* _Supplied entries_
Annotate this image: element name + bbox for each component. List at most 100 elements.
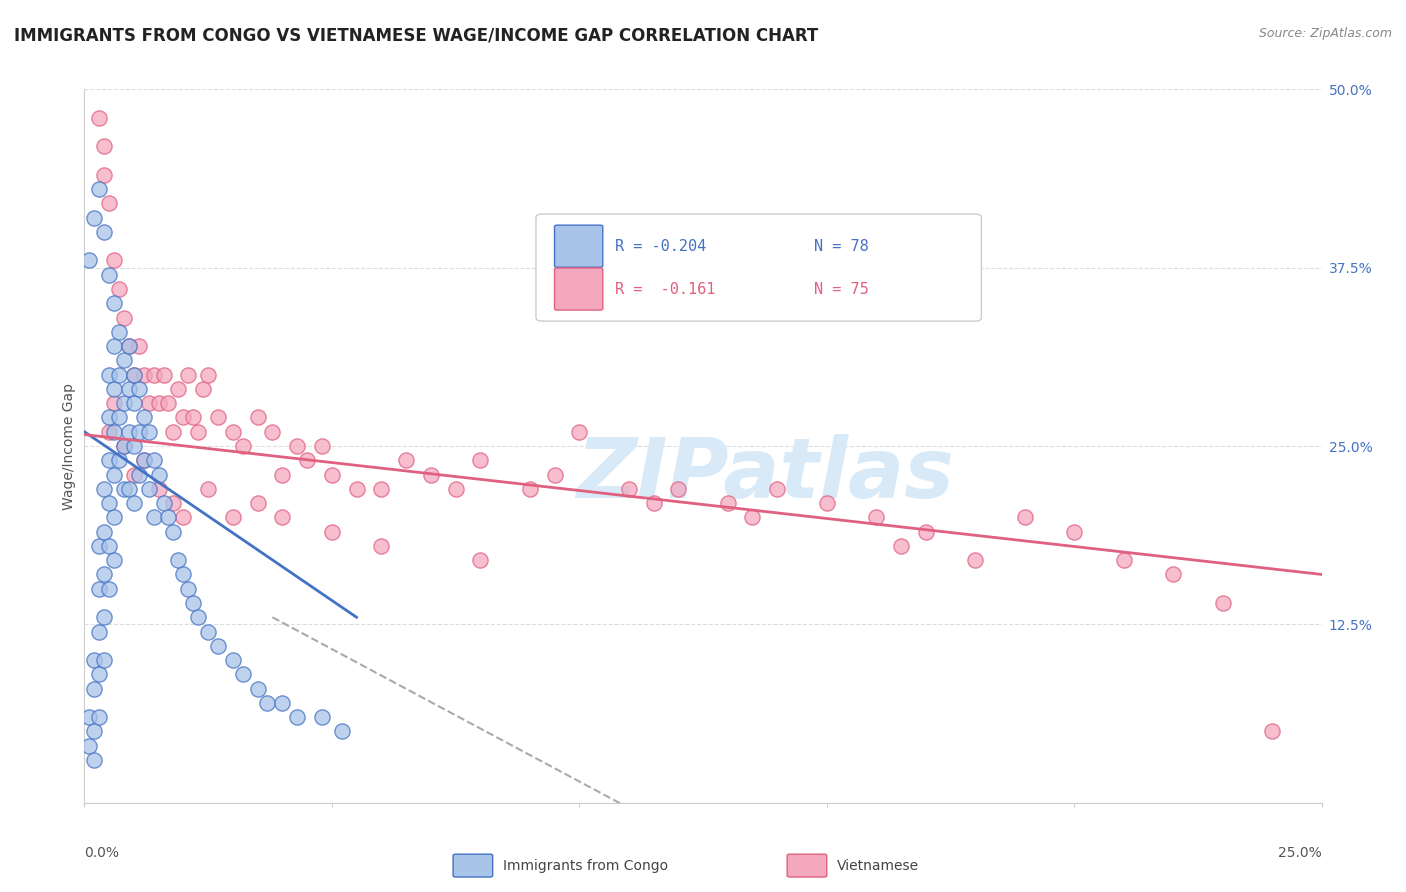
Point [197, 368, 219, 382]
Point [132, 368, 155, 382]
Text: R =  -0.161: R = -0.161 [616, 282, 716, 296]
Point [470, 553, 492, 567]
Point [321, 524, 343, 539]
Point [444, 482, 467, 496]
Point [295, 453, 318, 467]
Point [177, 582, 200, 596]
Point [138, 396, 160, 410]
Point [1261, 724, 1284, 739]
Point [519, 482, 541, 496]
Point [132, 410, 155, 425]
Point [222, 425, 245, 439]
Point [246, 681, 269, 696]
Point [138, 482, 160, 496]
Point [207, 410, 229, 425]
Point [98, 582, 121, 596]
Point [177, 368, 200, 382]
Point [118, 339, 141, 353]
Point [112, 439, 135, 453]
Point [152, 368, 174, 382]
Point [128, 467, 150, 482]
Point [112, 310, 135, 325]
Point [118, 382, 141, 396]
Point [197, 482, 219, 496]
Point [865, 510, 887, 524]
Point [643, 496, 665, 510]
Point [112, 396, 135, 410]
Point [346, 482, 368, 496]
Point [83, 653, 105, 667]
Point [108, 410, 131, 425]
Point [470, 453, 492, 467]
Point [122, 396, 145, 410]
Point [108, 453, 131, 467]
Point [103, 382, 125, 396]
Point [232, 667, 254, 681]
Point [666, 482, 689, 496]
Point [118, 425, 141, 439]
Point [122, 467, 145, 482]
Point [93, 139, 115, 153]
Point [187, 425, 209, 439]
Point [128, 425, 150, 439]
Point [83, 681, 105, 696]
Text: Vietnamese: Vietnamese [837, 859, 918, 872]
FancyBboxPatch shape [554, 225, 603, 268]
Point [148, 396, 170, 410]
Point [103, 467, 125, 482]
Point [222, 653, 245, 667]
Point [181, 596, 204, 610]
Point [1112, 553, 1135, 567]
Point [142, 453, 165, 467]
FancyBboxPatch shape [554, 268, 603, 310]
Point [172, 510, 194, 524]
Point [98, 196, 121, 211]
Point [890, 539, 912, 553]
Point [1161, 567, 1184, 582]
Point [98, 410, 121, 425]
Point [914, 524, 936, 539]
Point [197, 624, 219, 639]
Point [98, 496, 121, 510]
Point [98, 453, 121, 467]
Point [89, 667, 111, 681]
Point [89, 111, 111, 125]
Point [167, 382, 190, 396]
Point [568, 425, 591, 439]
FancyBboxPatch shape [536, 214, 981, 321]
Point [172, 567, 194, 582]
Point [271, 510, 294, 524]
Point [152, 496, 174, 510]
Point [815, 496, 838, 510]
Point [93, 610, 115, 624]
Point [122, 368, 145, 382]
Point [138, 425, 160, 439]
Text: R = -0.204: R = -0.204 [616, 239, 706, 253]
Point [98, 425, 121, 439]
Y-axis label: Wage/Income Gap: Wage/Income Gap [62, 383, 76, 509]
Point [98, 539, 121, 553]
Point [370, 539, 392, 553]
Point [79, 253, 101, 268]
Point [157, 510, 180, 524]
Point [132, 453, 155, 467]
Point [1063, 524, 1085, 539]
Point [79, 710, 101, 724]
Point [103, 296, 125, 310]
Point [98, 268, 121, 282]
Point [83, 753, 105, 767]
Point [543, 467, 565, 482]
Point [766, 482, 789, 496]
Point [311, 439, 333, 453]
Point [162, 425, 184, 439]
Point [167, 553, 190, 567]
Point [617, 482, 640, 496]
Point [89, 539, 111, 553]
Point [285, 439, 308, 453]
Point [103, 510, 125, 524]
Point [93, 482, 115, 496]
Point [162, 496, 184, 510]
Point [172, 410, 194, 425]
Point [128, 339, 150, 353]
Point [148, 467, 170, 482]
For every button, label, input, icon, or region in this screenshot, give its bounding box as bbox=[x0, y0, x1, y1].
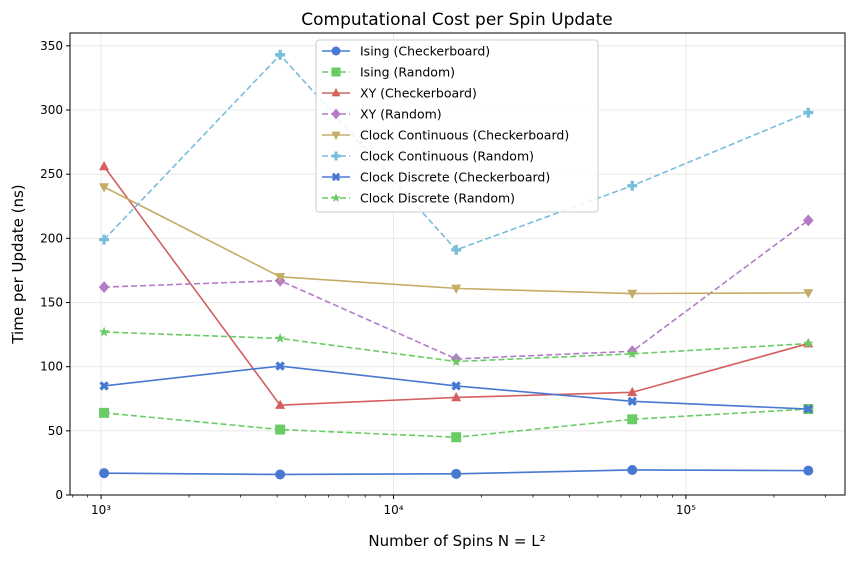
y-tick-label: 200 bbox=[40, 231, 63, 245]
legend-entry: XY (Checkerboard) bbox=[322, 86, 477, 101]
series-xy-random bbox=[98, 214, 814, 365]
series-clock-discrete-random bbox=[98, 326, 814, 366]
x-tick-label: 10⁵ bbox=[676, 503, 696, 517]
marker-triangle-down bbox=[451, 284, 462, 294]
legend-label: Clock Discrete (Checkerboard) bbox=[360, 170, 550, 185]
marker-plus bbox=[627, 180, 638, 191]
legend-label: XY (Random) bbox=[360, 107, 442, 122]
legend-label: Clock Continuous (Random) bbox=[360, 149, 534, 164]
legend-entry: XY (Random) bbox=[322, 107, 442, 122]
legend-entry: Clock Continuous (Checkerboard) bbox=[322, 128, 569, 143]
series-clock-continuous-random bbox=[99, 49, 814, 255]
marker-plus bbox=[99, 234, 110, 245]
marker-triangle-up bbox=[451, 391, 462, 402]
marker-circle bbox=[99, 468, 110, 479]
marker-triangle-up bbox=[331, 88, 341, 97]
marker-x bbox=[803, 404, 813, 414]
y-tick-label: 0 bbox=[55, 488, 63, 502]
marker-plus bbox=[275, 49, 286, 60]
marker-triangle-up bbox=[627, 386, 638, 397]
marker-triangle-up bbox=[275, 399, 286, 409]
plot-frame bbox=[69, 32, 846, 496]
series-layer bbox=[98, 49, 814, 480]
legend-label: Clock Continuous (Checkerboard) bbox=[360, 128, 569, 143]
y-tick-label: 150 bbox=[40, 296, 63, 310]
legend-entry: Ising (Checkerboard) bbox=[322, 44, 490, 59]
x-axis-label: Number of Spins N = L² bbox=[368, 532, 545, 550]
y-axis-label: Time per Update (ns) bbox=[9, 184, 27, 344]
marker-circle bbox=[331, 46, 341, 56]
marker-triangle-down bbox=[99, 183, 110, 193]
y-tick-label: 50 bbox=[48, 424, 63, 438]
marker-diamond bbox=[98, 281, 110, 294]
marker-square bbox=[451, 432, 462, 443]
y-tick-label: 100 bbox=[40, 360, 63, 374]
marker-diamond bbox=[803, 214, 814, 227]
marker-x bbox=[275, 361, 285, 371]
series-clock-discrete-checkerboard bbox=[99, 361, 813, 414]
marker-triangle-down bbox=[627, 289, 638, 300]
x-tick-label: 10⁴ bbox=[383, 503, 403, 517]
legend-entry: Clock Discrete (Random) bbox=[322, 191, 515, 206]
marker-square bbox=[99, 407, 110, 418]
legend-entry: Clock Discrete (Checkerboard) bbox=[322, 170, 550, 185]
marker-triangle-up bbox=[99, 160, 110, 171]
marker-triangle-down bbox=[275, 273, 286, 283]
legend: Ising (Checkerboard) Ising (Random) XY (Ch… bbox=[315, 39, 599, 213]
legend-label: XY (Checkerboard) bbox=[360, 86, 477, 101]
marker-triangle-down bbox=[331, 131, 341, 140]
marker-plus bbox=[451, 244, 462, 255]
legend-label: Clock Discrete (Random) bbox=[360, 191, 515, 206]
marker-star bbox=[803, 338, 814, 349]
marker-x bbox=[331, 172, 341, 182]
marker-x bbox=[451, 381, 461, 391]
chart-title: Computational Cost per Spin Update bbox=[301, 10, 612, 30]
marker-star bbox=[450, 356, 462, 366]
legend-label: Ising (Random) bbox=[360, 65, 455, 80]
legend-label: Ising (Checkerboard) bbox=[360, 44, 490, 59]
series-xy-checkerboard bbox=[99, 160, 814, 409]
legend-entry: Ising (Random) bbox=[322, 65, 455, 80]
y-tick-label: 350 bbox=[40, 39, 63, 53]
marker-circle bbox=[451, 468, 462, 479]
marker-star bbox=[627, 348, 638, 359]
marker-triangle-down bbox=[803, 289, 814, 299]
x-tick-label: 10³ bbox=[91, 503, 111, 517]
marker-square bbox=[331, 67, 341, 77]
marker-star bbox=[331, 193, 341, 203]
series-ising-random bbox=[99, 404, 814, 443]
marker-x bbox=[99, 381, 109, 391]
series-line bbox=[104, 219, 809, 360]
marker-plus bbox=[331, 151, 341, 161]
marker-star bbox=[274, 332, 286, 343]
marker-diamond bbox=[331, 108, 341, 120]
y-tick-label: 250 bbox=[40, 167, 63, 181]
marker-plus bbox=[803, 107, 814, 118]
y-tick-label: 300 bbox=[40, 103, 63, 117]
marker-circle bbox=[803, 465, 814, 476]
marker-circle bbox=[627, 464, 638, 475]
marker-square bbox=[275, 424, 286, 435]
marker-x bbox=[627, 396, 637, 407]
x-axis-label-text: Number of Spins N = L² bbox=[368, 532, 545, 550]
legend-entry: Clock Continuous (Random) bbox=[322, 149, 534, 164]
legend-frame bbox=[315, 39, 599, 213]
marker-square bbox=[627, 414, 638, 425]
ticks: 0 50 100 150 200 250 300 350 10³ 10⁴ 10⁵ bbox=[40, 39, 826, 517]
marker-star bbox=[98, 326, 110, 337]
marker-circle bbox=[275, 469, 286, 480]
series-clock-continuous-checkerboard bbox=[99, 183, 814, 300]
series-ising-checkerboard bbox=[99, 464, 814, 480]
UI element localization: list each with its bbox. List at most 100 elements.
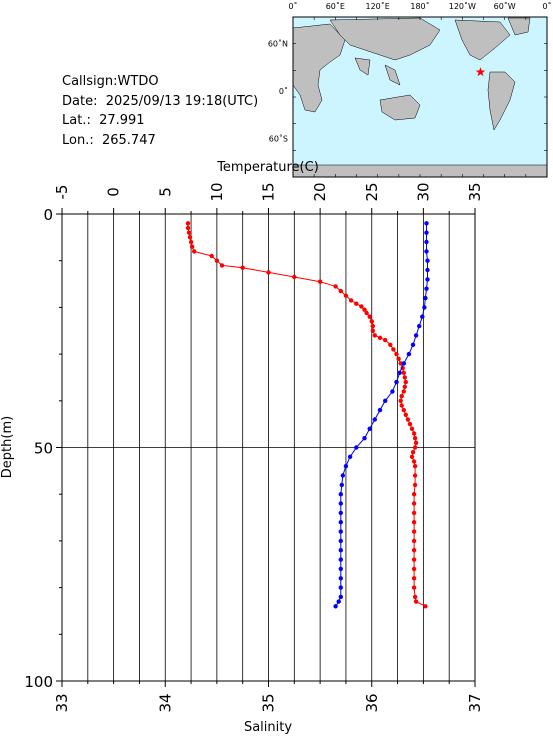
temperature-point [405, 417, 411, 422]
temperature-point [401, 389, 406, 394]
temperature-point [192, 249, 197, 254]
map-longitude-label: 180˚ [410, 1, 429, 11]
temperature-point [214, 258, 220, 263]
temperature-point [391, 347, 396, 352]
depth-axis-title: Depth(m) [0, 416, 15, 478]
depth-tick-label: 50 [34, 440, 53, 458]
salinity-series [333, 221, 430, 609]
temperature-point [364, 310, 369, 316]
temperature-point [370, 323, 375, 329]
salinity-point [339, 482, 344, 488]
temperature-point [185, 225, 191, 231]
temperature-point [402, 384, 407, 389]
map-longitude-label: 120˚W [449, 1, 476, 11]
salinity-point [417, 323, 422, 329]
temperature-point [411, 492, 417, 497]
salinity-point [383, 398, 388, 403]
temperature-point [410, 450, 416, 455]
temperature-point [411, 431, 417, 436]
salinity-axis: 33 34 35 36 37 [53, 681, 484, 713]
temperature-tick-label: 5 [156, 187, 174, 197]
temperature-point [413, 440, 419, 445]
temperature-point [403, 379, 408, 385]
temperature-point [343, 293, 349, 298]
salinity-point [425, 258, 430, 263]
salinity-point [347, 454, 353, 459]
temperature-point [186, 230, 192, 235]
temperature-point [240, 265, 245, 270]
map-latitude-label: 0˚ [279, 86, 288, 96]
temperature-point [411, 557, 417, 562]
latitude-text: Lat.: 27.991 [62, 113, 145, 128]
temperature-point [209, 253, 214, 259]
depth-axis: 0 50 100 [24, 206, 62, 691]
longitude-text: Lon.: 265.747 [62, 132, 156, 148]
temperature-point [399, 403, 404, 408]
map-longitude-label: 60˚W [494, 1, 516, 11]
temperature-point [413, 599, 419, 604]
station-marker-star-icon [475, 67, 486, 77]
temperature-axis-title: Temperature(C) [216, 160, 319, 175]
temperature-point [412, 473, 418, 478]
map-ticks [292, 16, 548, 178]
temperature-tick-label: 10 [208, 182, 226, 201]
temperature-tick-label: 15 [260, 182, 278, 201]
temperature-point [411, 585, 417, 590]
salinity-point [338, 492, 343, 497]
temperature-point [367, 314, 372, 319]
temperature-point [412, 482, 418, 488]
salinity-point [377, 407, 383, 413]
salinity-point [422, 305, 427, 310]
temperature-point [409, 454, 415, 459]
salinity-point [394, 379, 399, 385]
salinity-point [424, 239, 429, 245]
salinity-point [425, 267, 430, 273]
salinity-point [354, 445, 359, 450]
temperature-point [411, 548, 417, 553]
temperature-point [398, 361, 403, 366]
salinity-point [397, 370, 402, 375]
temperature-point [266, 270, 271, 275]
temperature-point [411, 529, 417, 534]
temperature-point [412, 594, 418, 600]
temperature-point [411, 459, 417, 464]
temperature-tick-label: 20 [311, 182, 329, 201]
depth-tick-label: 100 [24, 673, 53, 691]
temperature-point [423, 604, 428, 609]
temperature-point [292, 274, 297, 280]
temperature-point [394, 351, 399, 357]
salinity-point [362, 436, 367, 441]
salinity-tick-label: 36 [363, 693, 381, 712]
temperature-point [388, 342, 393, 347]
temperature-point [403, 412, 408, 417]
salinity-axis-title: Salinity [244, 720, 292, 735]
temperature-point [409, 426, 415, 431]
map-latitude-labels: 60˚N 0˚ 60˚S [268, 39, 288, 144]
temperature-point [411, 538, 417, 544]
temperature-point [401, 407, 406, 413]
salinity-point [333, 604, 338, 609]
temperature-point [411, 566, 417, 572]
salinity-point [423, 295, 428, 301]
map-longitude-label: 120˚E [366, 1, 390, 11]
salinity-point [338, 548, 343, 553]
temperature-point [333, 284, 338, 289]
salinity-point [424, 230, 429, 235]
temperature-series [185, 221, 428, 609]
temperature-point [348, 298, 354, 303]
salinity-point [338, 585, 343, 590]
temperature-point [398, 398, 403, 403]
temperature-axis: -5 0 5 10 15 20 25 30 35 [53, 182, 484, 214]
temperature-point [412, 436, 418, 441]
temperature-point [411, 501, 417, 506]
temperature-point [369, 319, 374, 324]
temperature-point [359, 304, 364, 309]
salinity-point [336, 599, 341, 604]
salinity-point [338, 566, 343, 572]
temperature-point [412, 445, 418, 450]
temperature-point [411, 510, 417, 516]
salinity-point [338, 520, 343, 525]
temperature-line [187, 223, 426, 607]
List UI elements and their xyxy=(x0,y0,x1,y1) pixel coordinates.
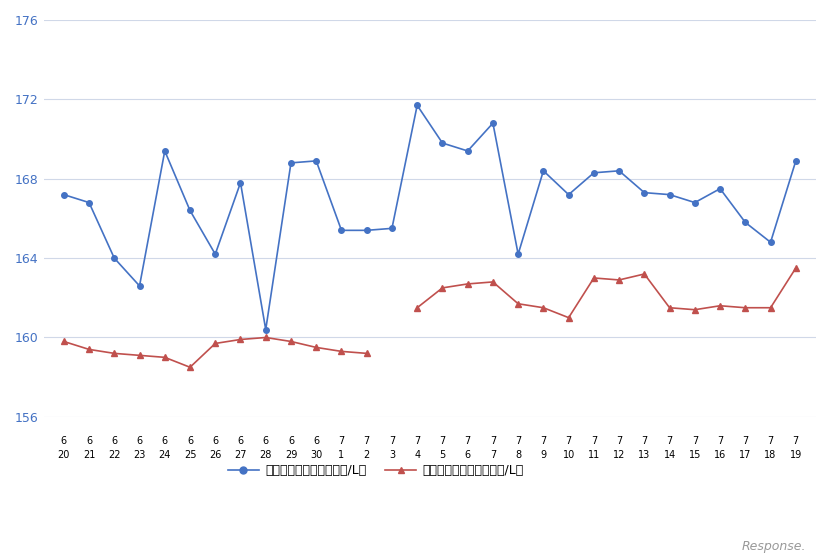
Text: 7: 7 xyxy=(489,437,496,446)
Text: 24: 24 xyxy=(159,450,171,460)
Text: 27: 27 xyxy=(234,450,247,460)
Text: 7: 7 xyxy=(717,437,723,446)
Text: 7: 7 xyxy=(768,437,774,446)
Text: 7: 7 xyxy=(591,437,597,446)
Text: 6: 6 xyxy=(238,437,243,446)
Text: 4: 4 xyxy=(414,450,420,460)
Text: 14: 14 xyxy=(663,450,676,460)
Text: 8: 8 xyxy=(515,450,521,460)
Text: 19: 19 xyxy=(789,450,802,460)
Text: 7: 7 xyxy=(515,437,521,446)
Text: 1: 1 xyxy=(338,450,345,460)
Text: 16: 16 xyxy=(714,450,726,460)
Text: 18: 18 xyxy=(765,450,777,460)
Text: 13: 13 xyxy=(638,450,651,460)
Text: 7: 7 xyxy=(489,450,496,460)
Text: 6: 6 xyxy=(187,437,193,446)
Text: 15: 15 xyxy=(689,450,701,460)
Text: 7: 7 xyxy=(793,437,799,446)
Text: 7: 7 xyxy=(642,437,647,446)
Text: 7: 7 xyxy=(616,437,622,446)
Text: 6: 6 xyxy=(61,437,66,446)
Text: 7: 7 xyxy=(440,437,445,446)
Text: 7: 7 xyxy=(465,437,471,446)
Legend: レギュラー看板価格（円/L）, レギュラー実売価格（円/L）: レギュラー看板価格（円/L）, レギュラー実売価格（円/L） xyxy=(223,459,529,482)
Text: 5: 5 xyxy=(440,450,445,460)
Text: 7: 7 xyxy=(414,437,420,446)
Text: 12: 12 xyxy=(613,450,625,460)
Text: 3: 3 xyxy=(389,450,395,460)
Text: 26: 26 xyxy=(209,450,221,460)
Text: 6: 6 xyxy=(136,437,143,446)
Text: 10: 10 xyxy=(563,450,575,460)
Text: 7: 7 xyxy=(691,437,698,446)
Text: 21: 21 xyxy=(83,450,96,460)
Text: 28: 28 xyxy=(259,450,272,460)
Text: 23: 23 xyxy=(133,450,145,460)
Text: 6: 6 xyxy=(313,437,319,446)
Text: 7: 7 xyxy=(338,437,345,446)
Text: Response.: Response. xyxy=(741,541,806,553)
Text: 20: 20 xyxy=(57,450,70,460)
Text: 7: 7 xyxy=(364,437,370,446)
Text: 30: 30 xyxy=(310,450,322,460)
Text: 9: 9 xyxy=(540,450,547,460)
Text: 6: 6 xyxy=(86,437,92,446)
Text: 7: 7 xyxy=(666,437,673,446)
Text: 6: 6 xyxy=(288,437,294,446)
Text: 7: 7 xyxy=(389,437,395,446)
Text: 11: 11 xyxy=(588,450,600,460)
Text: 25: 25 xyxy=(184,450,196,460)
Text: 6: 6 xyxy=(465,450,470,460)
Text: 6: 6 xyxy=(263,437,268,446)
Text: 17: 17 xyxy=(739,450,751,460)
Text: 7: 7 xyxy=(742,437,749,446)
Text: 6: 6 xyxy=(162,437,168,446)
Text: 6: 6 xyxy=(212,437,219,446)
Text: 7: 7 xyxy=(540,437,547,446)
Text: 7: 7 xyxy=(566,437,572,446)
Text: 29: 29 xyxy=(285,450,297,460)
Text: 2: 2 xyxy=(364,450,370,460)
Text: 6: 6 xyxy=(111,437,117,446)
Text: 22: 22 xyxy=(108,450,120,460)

* _Instruction_
Could you copy out verbatim the stretch of the records from the line containing "y-tick-label: 200 bbox=[40, 231, 63, 245]" through the line containing "x-tick-label: 10⁵ bbox=[676, 503, 696, 517]", including both of those lines?

* _Response to this task_
y-tick-label: 200 bbox=[40, 231, 63, 245]
legend-entry: XY (Checkerboard) bbox=[322, 86, 477, 101]
series-xy-random bbox=[98, 214, 814, 365]
series-clock-discrete-random bbox=[98, 326, 814, 366]
x-tick-label: 10⁵ bbox=[676, 503, 696, 517]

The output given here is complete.